> _STATED GOAL_
Report how many lines in the records below contain the word "Application". Give only the number.

> _GIVEN RECORDS_
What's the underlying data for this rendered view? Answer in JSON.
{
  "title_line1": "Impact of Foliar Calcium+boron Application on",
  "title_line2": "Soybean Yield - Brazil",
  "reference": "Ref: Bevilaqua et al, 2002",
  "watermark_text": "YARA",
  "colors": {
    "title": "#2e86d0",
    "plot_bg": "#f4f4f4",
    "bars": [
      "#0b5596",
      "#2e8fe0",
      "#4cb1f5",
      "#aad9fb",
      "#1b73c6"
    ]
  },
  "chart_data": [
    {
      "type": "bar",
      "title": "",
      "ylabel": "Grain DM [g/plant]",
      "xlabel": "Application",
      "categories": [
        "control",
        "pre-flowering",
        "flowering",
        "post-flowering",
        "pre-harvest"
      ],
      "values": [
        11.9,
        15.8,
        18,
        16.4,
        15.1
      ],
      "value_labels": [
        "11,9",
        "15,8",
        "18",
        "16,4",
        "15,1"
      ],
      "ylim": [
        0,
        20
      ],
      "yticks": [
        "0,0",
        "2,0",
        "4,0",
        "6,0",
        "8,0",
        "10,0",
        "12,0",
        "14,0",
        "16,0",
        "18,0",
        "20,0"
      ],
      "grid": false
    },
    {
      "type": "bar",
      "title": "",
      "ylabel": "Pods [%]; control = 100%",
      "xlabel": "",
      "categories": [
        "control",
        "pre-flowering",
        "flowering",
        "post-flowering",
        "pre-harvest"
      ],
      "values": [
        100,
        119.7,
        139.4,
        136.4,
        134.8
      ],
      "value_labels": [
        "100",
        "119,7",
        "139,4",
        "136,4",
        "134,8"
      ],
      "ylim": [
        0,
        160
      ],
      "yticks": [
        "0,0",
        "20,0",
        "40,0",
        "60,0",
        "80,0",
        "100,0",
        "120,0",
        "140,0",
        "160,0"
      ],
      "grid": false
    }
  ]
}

> _EXERCISE OUTPUT_
2